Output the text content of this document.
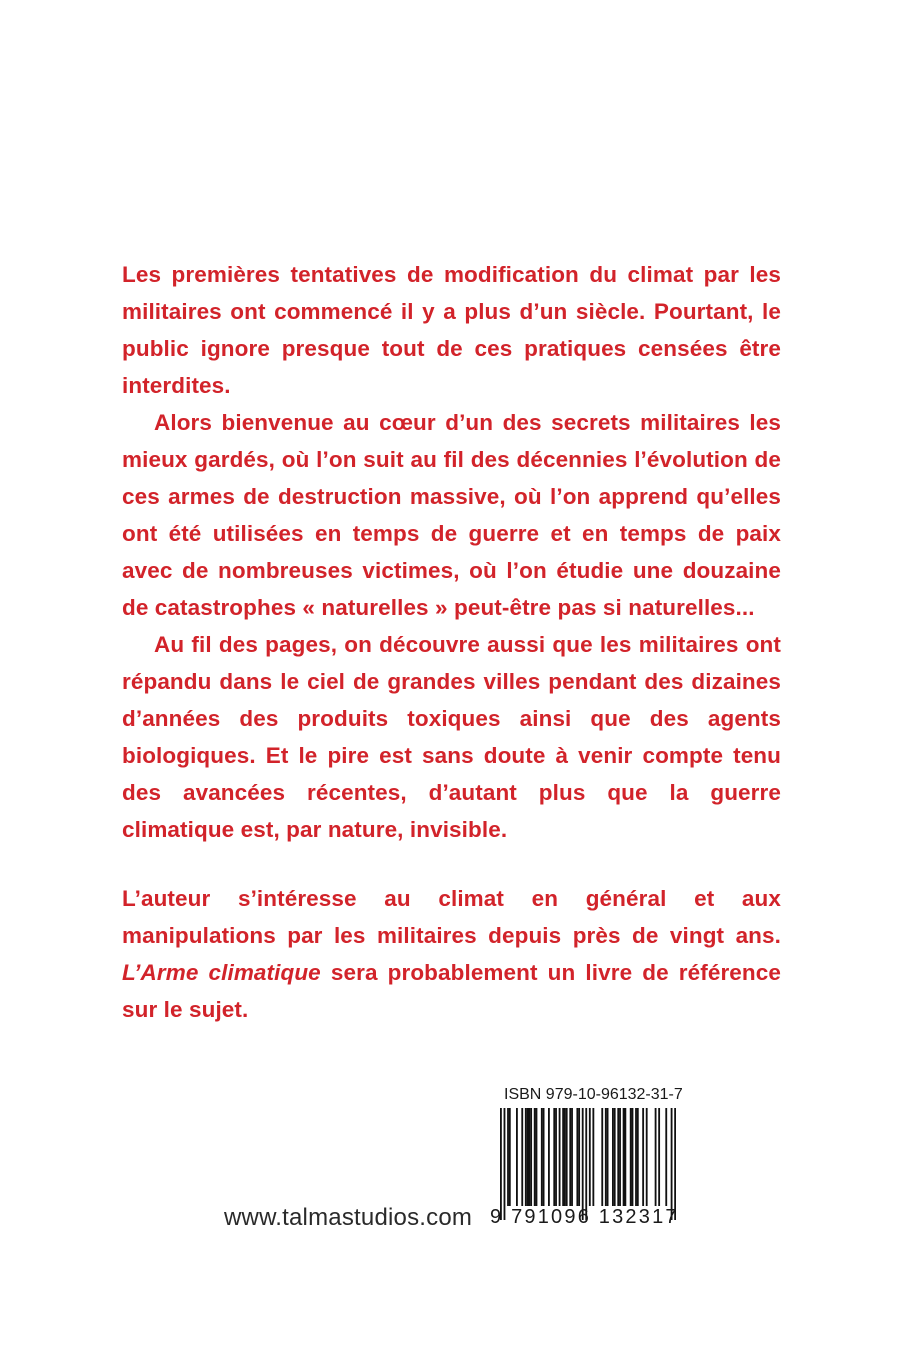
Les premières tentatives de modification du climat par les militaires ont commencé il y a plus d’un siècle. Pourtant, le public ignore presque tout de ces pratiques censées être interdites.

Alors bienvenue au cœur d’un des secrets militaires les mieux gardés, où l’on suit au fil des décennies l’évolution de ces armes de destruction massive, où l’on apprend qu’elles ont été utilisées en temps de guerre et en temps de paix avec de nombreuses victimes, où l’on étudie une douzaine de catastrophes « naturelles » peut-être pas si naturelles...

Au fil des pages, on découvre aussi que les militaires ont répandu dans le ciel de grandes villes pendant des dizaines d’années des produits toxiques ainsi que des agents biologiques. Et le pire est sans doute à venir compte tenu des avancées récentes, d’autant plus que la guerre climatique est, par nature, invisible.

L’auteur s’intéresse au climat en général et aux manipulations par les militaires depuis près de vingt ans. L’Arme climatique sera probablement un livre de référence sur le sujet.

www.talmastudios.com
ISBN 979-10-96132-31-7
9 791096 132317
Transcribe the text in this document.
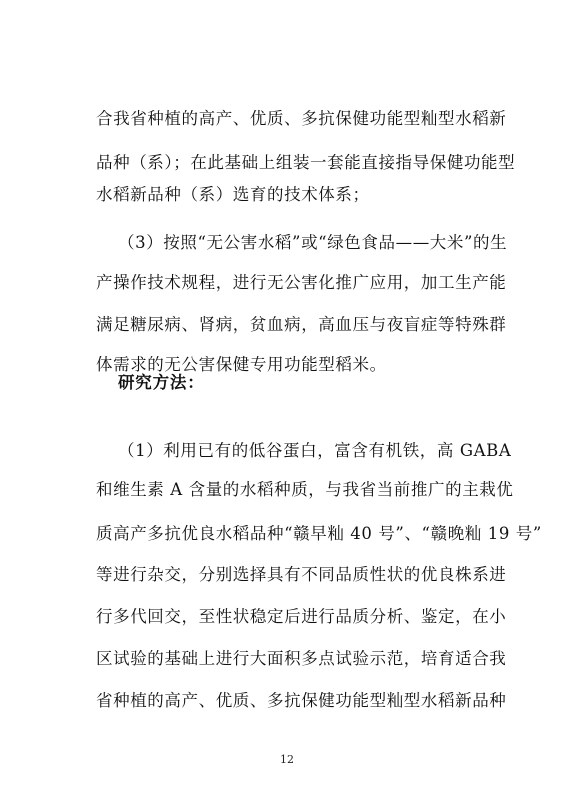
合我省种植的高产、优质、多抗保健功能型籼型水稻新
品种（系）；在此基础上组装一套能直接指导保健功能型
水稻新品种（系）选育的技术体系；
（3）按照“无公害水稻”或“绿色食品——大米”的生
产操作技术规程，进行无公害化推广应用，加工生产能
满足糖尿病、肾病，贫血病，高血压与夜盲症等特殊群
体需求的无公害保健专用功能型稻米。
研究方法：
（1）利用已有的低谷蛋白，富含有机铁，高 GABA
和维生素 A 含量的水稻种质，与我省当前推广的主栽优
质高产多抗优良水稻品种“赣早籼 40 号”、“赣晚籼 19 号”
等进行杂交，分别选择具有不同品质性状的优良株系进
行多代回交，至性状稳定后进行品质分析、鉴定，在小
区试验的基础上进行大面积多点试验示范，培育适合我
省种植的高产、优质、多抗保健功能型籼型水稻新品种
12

------------------------------------------------------------------------

**Written instruction:**
Identify and list each line with the word "document".

**Result of the exercise:**
Output the text content of this document.
Transcribe the text in this document.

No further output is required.